Your job is to restate each entry word for word.

**Provided records**:
* * * *

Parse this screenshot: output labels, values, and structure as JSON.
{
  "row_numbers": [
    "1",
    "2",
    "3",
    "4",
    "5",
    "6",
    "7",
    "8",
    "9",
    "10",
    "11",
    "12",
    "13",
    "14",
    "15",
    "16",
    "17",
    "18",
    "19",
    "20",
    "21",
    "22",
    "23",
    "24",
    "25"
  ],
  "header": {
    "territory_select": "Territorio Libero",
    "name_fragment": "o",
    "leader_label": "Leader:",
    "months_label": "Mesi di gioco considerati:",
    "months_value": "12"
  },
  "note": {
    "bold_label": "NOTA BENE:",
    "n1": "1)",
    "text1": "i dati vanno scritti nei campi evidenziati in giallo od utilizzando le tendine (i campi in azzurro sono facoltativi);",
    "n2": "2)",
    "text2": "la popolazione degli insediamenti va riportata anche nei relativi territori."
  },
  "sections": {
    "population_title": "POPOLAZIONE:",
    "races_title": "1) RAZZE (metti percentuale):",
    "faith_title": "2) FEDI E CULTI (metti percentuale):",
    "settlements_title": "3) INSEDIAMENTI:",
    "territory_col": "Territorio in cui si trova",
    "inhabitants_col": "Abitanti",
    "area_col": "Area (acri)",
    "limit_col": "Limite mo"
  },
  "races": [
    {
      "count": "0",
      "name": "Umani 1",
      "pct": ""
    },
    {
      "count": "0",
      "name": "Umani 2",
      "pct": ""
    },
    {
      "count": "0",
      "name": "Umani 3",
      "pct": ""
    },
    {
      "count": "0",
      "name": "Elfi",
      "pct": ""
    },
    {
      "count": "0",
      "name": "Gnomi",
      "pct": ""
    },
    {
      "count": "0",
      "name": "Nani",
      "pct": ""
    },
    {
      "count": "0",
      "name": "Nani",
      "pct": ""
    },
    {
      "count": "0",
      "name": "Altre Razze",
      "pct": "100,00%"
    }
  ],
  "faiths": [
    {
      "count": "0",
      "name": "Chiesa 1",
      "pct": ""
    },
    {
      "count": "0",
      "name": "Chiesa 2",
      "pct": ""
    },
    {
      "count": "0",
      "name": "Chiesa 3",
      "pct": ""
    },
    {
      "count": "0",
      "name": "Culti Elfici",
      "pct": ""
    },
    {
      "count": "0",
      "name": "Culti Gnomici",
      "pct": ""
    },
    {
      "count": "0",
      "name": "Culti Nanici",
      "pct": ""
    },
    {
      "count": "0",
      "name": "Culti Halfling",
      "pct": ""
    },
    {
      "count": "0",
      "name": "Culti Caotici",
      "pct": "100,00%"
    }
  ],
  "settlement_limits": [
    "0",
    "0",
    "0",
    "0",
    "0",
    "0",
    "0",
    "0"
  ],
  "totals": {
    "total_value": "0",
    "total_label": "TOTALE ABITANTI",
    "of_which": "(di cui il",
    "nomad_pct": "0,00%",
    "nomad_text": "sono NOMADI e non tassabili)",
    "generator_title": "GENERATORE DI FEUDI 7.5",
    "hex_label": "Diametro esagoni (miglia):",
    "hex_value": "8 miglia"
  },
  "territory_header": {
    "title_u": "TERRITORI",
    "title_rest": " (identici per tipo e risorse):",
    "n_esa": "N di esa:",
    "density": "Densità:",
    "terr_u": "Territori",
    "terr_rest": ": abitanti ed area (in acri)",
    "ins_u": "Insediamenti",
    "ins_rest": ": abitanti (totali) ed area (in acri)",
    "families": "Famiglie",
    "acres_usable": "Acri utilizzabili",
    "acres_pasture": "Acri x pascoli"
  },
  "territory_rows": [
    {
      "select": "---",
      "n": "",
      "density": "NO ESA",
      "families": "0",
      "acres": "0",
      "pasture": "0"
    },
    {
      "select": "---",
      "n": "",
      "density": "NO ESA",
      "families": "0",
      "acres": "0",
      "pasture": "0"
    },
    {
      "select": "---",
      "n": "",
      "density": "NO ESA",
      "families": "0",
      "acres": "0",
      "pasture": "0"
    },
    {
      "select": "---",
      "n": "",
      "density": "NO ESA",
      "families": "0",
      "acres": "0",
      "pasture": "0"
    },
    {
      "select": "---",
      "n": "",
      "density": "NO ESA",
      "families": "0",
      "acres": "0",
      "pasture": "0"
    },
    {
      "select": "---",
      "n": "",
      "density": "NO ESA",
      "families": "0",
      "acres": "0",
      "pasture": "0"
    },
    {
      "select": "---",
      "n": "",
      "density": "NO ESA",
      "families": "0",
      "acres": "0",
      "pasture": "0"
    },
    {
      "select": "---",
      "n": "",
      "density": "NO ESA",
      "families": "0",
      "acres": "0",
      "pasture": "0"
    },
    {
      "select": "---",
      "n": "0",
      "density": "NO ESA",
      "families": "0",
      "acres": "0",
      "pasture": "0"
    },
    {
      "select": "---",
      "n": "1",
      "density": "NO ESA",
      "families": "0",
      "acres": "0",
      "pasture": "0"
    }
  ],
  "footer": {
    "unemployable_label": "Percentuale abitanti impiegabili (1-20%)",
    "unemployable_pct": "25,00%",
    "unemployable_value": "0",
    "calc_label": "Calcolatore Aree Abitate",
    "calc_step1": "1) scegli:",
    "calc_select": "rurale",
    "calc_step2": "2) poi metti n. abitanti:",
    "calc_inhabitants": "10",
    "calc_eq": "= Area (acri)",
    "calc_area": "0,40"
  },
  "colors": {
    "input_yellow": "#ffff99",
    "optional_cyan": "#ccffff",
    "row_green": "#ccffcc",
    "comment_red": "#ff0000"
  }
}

* * * *

**Response to this task**:
Parse this screenshot: output labels, values, and structure as JSON.
{
  "row_numbers": [
    "1",
    "2",
    "3",
    "4",
    "5",
    "6",
    "7",
    "8",
    "9",
    "10",
    "11",
    "12",
    "13",
    "14",
    "15",
    "16",
    "17",
    "18",
    "19",
    "20",
    "21",
    "22",
    "23",
    "24",
    "25"
  ],
  "header": {
    "territory_select": "Territorio Libero",
    "name_fragment": "o",
    "leader_label": "Leader:",
    "months_label": "Mesi di gioco considerati:",
    "months_value": "12"
  },
  "note": {
    "bold_label": "NOTA BENE:",
    "n1": "1)",
    "text1": "i dati vanno scritti nei campi evidenziati in giallo od utilizzando le tendine (i campi in azzurro sono facoltativi);",
    "n2": "2)",
    "text2": "la popolazione degli insediamenti va riportata anche nei relativi territori."
  },
  "sections": {
    "population_title": "POPOLAZIONE:",
    "races_title": "1) RAZZE (metti percentuale):",
    "faith_title": "2) FEDI E CULTI (metti percentuale):",
    "settlements_title": "3) INSEDIAMENTI:",
    "territory_col": "Territorio in cui si trova",
    "inhabitants_col": "Abitanti",
    "area_col": "Area (acri)",
    "limit_col": "Limite mo"
  },
  "races": [
    {
      "count": "0",
      "name": "Umani 1",
      "pct": ""
    },
    {
      "count": "0",
      "name": "Umani 2",
      "pct": ""
    },
    {
      "count": "0",
      "name": "Umani 3",
      "pct": ""
    },
    {
      "count": "0",
      "name": "Elfi",
      "pct": ""
    },
    {
      "count": "0",
      "name": "Gnomi",
      "pct": ""
    },
    {
      "count": "0",
      "name": "Nani",
      "pct": ""
    },
    {
      "count": "0",
      "name": "Nani",
      "pct": ""
    },
    {
      "count": "0",
      "name": "Altre Razze",
      "pct": "100,00%"
    }
  ],
  "faiths": [
    {
      "count": "0",
      "name": "Chiesa 1",
      "pct": ""
    },
    {
      "count": "0",
      "name": "Chiesa 2",
      "pct": ""
    },
    {
      "count": "0",
      "name": "Chiesa 3",
      "pct": ""
    },
    {
      "count": "0",
      "name": "Culti Elfici",
      "pct": ""
    },
    {
      "count": "0",
      "name": "Culti Gnomici",
      "pct": ""
    },
    {
      "count": "0",
      "name": "Culti Nanici",
      "pct": ""
    },
    {
      "count": "0",
      "name": "Culti Halfling",
      "pct": ""
    },
    {
      "count": "0",
      "name": "Culti Caotici",
      "pct": "100,00%"
    }
  ],
  "settlement_limits": [
    "0",
    "0",
    "0",
    "0",
    "0",
    "0",
    "0",
    "0"
  ],
  "totals": {
    "total_value": "0",
    "total_label": "TOTALE ABITANTI",
    "of_which": "(di cui il",
    "nomad_pct": "0,00%",
    "nomad_text": "sono NOMADI e non tassabili)",
    "generator_title": "GENERATORE DI FEUDI 7.5",
    "hex_label": "Diametro esagoni (miglia):",
    "hex_value": "8 miglia"
  },
  "territory_header": {
    "title_u": "TERRITORI",
    "title_rest": " (identici per tipo e risorse):",
    "n_esa": "N di esa:",
    "density": "Densità:",
    "terr_u": "Territori",
    "terr_rest": ": abitanti ed area (in acri)",
    "ins_u": "Insediamenti",
    "ins_rest": ": abitanti (totali) ed area (in acri)",
    "families": "Famiglie",
    "acres_usable": "Acri utilizzabili",
    "acres_pasture": "Acri x pascoli"
  },
  "territory_rows": [
    {
      "select": "---",
      "n": "",
      "density": "NO ESA",
      "families": "0",
      "acres": "0",
      "pasture": "0"
    },
    {
      "select": "---",
      "n": "",
      "density": "NO ESA",
      "families": "0",
      "acres": "0",
      "pasture": "0"
    },
    {
      "select": "---",
      "n": "",
      "density": "NO ESA",
      "families": "0",
      "acres": "0",
      "pasture": "0"
    },
    {
      "select": "---",
      "n": "",
      "density": "NO ESA",
      "families": "0",
      "acres": "0",
      "pasture": "0"
    },
    {
      "select": "---",
      "n": "",
      "density": "NO ESA",
      "families": "0",
      "acres": "0",
      "pasture": "0"
    },
    {
      "select": "---",
      "n": "",
      "density": "NO ESA",
      "families": "0",
      "acres": "0",
      "pasture": "0"
    },
    {
      "select": "---",
      "n": "",
      "density": "NO ESA",
      "families": "0",
      "acres": "0",
      "pasture": "0"
    },
    {
      "select": "---",
      "n": "",
      "density": "NO ESA",
      "families": "0",
      "acres": "0",
      "pasture": "0"
    },
    {
      "select": "---",
      "n": "0",
      "density": "NO ESA",
      "families": "0",
      "acres": "0",
      "pasture": "0"
    },
    {
      "select": "---",
      "n": "1",
      "density": "NO ESA",
      "families": "0",
      "acres": "0",
      "pasture": "0"
    }
  ],
  "footer": {
    "unemployable_label": "Percentuale abitanti impiegabili (1-20%)",
    "unemployable_pct": "25,00%",
    "unemployable_value": "0",
    "calc_label": "Calcolatore Aree Abitate",
    "calc_step1": "1) scegli:",
    "calc_select": "rurale",
    "calc_step2": "2) poi metti n. abitanti:",
    "calc_inhabitants": "10",
    "calc_eq": "= Area (acri)",
    "calc_area": "0,40"
  },
  "colors": {
    "input_yellow": "#ffff99",
    "optional_cyan": "#ccffff",
    "row_green": "#ccffcc",
    "comment_red": "#ff0000"
  }
}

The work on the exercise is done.